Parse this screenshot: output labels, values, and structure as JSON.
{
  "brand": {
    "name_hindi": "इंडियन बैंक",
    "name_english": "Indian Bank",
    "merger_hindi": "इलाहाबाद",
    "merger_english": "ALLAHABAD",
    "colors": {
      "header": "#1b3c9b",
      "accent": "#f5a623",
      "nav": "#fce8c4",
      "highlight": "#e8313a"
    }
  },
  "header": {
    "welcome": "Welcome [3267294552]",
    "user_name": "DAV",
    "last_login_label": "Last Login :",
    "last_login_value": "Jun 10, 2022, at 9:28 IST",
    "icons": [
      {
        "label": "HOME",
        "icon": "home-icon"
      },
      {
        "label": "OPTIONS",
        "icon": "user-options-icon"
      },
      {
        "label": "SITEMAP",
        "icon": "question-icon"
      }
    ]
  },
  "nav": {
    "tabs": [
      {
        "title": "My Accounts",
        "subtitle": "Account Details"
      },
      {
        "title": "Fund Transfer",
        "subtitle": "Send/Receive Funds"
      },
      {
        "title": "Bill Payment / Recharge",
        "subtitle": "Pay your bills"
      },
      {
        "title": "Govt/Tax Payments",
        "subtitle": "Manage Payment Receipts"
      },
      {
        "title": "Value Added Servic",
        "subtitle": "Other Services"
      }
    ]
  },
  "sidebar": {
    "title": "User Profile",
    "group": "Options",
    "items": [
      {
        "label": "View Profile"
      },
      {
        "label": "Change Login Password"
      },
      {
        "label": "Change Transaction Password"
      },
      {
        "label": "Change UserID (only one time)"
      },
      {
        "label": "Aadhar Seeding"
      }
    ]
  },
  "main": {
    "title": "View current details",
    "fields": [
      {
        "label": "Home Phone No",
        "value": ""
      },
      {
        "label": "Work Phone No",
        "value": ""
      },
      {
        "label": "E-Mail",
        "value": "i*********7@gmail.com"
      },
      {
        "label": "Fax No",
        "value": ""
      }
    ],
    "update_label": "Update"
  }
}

# # # #

* [Brief] All of the entries must be written out exactly as they stand.

* [Right answer]
Parse this screenshot: output labels, values, and structure as JSON.
{
  "brand": {
    "name_hindi": "इंडियन बैंक",
    "name_english": "Indian Bank",
    "merger_hindi": "इलाहाबाद",
    "merger_english": "ALLAHABAD",
    "colors": {
      "header": "#1b3c9b",
      "accent": "#f5a623",
      "nav": "#fce8c4",
      "highlight": "#e8313a"
    }
  },
  "header": {
    "welcome": "Welcome [3267294552]",
    "user_name": "DAV",
    "last_login_label": "Last Login :",
    "last_login_value": "Jun 10, 2022, at 9:28 IST",
    "icons": [
      {
        "label": "HOME",
        "icon": "home-icon"
      },
      {
        "label": "OPTIONS",
        "icon": "user-options-icon"
      },
      {
        "label": "SITEMAP",
        "icon": "question-icon"
      }
    ]
  },
  "nav": {
    "tabs": [
      {
        "title": "My Accounts",
        "subtitle": "Account Details"
      },
      {
        "title": "Fund Transfer",
        "subtitle": "Send/Receive Funds"
      },
      {
        "title": "Bill Payment / Recharge",
        "subtitle": "Pay your bills"
      },
      {
        "title": "Govt/Tax Payments",
        "subtitle": "Manage Payment Receipts"
      },
      {
        "title": "Value Added Servic",
        "subtitle": "Other Services"
      }
    ]
  },
  "sidebar": {
    "title": "User Profile",
    "group": "Options",
    "items": [
      {
        "label": "View Profile"
      },
      {
        "label": "Change Login Password"
      },
      {
        "label": "Change Transaction Password"
      },
      {
        "label": "Change UserID (only one time)"
      },
      {
        "label": "Aadhar Seeding"
      }
    ]
  },
  "main": {
    "title": "View current details",
    "fields": [
      {
        "label": "Home Phone No",
        "value": ""
      },
      {
        "label": "Work Phone No",
        "value": ""
      },
      {
        "label": "E-Mail",
        "value": "i*********7@gmail.com"
      },
      {
        "label": "Fax No",
        "value": ""
      }
    ],
    "update_label": "Update"
  }
}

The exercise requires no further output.